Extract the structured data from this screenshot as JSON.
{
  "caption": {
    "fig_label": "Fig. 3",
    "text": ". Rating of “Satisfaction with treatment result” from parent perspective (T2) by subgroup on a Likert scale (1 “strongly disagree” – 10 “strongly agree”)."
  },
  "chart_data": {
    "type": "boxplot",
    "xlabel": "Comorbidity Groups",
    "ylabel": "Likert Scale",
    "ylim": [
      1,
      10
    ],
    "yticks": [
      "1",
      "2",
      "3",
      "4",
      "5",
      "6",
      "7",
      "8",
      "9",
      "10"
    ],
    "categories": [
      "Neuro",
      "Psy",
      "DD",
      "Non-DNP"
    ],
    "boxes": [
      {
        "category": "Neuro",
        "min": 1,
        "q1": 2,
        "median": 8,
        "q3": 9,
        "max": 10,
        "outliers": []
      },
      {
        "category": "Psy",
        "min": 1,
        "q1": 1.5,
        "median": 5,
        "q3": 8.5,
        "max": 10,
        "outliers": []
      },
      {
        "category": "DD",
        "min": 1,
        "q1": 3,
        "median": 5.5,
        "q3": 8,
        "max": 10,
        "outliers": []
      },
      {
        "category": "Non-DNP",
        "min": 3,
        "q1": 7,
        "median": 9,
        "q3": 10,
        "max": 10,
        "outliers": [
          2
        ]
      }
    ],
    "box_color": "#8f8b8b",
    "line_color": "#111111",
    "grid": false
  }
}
□ □ □ □ □
Return all the lines that contain the string "from".

* SOLUTION FOR THIS EXERCISE:
Extract the structured data from this screenshot as JSON.
    "text": ". Rating of “Satisfaction with treatment result” from parent perspective (T2) by subgroup on a Likert scale (1 “strongly disagree” – 10 “strongly agree”)."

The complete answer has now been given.